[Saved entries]
Begin

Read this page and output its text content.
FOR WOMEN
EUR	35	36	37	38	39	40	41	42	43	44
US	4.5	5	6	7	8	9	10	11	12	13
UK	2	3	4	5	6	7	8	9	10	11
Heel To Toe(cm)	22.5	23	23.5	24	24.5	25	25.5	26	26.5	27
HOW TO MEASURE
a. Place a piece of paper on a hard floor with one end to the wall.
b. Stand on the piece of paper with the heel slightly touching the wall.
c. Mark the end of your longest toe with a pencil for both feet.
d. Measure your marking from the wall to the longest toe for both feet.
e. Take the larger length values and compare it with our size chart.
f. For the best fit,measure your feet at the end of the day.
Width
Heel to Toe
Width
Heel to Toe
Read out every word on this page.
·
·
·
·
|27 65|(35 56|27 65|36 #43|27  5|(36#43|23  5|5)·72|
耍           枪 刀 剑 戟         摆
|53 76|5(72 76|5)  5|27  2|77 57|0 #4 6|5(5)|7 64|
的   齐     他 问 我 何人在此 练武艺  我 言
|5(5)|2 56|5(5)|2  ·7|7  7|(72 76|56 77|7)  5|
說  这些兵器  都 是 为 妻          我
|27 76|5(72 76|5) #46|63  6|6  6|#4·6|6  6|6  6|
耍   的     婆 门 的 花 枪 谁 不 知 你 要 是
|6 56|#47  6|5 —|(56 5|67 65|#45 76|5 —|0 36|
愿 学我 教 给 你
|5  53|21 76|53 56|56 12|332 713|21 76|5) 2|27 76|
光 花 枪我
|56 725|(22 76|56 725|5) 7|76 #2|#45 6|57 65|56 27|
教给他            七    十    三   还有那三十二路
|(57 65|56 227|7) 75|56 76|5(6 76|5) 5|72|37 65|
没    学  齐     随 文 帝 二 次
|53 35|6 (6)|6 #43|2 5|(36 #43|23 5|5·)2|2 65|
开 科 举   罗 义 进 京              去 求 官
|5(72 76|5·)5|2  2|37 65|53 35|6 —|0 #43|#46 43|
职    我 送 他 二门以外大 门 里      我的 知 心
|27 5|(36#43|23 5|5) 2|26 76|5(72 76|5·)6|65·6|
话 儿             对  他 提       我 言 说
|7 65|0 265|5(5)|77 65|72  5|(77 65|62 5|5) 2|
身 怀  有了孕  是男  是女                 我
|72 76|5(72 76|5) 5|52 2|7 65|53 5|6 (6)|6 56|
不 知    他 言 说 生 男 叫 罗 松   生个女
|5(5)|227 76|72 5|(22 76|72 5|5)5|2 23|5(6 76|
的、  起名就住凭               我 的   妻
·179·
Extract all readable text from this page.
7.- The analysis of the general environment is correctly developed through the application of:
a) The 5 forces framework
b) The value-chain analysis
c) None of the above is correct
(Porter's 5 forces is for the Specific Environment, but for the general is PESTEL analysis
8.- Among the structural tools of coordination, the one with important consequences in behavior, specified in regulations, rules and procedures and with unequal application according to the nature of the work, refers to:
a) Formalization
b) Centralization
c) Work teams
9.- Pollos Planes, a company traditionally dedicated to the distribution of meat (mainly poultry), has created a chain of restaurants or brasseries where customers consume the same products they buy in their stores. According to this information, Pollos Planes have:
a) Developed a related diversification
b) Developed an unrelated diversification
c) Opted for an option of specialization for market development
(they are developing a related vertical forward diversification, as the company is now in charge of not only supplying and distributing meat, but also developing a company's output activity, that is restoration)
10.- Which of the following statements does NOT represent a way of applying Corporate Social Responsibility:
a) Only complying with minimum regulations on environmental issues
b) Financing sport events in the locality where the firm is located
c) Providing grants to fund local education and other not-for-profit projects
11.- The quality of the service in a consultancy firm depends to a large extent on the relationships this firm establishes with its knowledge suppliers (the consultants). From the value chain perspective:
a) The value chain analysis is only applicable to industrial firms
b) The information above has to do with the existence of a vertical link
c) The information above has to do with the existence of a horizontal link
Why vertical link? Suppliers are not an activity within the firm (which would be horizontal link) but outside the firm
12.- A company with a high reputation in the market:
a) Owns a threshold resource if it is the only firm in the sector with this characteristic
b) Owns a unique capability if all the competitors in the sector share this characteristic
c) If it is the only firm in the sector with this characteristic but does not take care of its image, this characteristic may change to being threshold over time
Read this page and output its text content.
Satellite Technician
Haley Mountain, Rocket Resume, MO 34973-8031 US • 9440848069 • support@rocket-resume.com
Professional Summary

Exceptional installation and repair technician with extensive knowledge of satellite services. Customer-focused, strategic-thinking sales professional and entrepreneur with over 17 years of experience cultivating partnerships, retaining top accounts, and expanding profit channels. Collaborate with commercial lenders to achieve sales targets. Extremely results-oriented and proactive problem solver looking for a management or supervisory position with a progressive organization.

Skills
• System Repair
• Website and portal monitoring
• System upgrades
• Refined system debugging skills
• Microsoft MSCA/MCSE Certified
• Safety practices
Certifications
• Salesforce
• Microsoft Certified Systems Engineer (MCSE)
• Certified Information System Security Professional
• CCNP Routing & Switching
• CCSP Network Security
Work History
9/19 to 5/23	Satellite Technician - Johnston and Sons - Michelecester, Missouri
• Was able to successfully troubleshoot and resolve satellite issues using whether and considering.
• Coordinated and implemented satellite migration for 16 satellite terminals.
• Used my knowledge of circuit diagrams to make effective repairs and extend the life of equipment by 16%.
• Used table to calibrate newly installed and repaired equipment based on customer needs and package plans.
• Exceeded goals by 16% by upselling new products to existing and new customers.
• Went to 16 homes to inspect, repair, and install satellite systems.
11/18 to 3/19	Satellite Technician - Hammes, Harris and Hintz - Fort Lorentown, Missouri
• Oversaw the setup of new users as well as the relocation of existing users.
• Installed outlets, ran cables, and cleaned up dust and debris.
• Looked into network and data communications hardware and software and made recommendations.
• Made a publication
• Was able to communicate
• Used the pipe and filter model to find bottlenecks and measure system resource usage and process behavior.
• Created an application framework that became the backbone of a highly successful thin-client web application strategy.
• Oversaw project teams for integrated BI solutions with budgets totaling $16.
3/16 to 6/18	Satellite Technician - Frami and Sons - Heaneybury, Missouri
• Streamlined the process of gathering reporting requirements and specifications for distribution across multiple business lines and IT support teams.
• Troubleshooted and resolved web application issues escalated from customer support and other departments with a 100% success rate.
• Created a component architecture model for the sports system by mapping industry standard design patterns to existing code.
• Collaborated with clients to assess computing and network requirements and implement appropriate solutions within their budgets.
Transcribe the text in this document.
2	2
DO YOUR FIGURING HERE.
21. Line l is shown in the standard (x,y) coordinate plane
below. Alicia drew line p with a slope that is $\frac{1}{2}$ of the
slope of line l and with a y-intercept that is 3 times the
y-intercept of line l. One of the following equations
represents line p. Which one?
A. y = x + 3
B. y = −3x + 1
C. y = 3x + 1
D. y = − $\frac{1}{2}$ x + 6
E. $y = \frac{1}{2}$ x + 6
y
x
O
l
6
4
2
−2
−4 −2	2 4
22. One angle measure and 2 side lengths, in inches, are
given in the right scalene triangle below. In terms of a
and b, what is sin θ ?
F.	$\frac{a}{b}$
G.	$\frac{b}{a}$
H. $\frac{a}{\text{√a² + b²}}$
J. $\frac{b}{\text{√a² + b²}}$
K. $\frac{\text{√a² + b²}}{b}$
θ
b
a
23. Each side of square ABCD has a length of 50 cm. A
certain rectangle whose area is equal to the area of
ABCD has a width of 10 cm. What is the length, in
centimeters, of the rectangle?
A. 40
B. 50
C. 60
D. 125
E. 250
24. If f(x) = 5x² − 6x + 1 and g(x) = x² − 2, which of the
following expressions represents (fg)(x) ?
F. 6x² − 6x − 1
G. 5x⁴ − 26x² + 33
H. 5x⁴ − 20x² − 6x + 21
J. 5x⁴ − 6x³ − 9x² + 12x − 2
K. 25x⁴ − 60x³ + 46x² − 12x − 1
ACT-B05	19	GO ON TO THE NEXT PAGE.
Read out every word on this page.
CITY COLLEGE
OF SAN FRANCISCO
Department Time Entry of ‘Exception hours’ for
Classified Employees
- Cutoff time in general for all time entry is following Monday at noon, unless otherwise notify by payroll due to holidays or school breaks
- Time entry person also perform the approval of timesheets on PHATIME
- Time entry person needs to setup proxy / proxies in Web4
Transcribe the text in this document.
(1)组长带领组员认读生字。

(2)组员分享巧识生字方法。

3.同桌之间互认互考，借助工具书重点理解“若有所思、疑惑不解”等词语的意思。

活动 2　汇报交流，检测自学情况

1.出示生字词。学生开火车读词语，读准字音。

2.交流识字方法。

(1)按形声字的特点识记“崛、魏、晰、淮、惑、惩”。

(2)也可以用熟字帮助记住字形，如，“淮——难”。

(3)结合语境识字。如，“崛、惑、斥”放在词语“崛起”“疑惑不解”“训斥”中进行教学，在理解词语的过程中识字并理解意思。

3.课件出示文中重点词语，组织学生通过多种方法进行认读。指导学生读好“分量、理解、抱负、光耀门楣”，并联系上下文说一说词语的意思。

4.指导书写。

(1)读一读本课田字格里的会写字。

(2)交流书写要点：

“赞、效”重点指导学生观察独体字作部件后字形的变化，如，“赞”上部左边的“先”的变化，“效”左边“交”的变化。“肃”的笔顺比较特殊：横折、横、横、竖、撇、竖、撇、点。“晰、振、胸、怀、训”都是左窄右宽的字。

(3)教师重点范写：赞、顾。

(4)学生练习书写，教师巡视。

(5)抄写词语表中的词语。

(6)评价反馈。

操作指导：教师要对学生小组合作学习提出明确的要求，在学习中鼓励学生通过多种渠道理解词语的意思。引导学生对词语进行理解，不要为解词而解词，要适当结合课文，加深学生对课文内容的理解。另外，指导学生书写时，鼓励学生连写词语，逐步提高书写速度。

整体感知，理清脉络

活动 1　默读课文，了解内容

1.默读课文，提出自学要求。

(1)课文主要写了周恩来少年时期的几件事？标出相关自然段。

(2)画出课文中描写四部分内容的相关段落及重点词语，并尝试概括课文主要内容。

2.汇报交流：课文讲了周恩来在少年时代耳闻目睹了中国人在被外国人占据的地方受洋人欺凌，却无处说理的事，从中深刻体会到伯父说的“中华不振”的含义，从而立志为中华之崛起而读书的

End

= What is required =
List the lines of the material in which the word "Certified" occurs.

= Complete output =
• Microsoft MSCA/MCSE Certified
• Microsoft Certified Systems Engineer (MCSE)
• Certified Information System Security Professional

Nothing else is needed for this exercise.